• [INSTRUCTION]:
Scan the records for the word "name". Copy each line that includes it.

Records from a dataset:
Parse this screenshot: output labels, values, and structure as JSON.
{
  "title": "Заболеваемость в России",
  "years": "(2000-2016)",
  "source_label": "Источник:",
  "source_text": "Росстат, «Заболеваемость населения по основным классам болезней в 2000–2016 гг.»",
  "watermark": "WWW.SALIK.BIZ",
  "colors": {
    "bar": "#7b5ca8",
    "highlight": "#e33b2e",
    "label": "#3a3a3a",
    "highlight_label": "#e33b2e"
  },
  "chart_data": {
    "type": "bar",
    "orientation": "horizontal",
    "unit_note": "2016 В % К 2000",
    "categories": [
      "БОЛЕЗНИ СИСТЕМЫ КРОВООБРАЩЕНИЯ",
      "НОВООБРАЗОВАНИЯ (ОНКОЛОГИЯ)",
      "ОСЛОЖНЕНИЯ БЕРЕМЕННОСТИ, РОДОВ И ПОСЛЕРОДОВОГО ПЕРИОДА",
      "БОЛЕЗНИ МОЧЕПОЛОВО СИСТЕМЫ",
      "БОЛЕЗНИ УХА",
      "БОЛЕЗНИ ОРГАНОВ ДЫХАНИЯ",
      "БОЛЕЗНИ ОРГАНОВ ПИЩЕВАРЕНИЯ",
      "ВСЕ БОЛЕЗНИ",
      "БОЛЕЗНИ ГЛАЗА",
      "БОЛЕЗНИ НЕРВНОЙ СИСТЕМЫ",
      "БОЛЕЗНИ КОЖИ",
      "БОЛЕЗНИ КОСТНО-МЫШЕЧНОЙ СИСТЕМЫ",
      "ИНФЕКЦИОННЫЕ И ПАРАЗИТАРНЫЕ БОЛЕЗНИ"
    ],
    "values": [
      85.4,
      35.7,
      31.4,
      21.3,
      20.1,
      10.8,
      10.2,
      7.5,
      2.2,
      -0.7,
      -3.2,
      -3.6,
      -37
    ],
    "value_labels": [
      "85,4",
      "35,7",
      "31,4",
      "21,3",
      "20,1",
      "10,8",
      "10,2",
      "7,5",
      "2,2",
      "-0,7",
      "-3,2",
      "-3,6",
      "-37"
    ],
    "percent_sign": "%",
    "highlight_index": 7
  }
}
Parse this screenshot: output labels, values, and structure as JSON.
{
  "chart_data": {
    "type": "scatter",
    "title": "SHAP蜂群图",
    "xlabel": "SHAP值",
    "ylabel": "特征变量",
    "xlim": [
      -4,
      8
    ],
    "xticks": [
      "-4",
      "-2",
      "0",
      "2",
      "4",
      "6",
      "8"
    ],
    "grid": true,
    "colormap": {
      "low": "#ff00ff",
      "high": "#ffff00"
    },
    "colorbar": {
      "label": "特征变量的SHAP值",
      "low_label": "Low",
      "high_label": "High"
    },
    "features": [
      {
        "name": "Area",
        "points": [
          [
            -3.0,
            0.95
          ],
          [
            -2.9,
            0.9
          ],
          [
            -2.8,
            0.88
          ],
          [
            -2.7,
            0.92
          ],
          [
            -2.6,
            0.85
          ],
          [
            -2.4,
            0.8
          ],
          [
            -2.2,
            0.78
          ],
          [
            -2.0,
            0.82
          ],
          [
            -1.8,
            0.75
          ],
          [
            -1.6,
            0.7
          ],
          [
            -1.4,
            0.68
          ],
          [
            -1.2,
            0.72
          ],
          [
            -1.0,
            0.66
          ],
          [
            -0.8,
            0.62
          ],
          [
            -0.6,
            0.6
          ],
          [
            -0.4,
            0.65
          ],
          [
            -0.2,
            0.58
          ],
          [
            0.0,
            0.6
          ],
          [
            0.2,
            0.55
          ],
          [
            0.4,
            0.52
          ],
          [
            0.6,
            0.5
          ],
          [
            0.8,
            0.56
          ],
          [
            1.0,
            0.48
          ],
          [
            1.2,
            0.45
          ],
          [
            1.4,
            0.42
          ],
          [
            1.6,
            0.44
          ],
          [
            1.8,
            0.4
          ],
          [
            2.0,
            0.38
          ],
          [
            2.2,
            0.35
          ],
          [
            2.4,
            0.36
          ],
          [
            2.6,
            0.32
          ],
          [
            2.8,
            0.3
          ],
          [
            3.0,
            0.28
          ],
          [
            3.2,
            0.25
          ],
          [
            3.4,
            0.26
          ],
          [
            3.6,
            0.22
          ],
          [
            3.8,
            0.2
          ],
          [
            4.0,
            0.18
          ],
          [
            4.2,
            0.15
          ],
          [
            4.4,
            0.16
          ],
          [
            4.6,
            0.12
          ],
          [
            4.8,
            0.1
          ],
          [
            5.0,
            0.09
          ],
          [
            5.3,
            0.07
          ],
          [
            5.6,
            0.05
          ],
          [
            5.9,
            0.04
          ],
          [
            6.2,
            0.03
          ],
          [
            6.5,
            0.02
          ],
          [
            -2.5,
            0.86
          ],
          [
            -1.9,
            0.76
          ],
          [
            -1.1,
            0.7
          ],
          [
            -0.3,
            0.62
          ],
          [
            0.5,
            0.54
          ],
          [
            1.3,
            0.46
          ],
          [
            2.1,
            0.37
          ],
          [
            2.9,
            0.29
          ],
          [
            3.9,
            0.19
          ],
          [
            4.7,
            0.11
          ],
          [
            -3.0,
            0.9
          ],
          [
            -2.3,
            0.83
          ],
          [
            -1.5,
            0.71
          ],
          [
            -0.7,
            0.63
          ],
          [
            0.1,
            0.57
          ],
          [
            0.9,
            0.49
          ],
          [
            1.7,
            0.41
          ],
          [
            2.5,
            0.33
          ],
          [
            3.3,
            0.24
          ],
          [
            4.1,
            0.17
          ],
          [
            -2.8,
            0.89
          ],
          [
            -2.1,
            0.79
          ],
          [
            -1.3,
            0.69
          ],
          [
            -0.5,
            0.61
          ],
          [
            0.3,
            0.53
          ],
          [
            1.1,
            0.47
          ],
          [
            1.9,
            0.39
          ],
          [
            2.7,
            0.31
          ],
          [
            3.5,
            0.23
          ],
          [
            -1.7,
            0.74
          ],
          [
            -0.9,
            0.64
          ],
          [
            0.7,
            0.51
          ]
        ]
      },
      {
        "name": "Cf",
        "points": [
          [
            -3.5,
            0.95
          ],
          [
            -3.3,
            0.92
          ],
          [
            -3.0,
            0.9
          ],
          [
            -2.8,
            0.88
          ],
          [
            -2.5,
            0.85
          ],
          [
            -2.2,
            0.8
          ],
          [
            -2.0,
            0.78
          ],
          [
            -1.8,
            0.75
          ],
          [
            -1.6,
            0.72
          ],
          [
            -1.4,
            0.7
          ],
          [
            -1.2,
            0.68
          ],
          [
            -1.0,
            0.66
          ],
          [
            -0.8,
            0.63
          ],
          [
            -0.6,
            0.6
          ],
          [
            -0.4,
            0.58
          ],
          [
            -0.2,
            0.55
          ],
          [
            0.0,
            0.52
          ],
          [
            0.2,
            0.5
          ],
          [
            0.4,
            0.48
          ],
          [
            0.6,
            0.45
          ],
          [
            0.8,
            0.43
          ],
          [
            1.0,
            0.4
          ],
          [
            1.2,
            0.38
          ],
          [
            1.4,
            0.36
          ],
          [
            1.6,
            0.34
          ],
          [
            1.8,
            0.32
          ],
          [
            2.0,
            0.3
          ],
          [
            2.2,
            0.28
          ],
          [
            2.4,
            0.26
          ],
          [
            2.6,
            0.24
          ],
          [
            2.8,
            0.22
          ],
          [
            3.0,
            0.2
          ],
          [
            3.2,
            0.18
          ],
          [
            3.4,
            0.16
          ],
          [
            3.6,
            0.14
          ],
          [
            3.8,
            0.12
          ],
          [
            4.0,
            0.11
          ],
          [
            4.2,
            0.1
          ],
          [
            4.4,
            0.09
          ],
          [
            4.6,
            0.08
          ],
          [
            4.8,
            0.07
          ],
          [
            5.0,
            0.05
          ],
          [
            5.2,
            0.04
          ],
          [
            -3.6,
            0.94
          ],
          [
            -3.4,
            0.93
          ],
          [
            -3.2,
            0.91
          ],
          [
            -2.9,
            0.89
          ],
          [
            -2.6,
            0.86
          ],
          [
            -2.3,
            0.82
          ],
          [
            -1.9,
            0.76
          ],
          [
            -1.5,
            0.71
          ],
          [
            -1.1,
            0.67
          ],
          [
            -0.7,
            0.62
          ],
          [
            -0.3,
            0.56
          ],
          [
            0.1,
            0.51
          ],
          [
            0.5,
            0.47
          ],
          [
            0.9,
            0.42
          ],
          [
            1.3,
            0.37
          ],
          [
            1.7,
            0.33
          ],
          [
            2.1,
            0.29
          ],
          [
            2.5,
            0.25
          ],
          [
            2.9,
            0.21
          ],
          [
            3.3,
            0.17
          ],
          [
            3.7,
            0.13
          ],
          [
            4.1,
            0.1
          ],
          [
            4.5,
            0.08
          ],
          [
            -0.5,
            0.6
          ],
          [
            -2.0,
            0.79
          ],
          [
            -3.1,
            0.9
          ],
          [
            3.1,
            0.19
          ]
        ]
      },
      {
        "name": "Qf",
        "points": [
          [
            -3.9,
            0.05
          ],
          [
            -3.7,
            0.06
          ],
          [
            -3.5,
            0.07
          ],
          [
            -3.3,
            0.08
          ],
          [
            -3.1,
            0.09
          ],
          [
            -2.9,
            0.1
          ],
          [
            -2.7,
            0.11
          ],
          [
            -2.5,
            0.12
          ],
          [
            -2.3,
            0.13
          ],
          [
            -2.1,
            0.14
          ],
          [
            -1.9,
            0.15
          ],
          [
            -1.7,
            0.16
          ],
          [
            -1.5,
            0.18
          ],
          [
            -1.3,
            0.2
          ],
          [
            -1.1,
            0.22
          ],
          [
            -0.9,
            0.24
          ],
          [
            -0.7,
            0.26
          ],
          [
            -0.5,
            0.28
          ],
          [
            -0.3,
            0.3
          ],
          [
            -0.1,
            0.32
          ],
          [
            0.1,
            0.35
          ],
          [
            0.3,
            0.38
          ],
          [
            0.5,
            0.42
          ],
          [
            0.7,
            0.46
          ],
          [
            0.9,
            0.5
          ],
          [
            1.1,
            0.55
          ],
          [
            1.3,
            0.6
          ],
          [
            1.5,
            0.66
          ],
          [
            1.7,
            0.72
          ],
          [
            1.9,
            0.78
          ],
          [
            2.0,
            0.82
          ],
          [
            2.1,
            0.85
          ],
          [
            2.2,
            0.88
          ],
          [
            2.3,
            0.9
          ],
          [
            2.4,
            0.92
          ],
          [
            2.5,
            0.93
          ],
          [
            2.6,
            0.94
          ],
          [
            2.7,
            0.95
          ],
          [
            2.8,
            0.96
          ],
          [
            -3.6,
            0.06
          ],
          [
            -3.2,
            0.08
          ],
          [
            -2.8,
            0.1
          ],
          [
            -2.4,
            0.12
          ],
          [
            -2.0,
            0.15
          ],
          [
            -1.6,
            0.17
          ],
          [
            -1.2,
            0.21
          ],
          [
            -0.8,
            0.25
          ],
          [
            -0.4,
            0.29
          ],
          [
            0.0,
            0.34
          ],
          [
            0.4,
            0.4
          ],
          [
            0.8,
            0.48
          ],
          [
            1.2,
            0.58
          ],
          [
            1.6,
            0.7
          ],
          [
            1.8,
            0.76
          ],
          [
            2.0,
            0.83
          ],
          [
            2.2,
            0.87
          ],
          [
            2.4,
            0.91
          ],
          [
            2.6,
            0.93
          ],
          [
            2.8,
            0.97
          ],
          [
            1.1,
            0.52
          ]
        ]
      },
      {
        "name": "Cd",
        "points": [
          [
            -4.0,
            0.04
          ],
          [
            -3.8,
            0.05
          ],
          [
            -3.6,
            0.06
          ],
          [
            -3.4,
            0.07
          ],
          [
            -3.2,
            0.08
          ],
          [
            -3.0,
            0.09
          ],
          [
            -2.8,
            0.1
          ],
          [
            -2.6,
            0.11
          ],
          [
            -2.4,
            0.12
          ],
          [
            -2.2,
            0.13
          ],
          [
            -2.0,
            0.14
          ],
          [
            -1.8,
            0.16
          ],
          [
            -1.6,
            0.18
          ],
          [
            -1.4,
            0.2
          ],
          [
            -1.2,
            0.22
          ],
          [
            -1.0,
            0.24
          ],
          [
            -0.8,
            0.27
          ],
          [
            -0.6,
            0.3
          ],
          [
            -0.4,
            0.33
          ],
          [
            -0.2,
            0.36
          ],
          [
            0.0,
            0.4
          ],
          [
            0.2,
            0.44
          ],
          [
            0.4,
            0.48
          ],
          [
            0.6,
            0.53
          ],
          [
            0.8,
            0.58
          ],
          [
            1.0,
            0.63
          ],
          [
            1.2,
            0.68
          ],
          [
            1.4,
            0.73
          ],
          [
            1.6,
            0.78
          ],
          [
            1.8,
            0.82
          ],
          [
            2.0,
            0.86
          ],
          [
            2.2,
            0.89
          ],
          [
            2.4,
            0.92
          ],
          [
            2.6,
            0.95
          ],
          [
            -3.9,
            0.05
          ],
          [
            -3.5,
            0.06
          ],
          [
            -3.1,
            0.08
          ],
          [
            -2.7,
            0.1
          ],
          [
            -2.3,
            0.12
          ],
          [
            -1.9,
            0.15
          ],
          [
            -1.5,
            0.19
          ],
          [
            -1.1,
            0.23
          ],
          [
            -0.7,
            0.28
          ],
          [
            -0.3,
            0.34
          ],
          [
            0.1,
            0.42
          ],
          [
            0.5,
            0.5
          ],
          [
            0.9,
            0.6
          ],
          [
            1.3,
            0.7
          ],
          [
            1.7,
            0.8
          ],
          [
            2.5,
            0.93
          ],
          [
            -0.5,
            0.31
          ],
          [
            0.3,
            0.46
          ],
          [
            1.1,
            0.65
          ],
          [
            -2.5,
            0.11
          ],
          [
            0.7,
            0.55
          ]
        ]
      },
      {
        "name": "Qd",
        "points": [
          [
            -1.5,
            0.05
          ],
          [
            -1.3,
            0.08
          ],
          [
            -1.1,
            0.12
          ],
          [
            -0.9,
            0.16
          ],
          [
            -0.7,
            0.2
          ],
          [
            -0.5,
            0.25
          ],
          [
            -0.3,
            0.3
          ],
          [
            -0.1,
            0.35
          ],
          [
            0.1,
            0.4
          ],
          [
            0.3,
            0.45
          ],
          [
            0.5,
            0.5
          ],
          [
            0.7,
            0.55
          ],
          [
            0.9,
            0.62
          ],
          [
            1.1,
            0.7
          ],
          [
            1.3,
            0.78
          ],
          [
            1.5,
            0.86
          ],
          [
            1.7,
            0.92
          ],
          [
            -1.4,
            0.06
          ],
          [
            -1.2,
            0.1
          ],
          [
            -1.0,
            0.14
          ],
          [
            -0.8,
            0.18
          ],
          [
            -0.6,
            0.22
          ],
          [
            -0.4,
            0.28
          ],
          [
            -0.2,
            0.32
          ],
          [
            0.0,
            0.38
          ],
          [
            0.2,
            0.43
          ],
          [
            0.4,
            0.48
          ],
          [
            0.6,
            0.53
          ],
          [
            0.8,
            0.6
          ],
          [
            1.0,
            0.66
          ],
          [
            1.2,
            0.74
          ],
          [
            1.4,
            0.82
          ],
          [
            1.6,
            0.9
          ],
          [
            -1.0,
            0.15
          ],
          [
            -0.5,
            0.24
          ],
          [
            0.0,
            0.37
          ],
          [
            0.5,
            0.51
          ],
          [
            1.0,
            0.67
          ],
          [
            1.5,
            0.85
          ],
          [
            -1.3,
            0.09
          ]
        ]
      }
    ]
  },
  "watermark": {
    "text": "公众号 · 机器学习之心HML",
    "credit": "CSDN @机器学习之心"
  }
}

• [PROBLEM SOLUTION]:
        "name": "Area",
        "name": "Cf",
        "name": "Qf",
        "name": "Cd",
        "name": "Qd",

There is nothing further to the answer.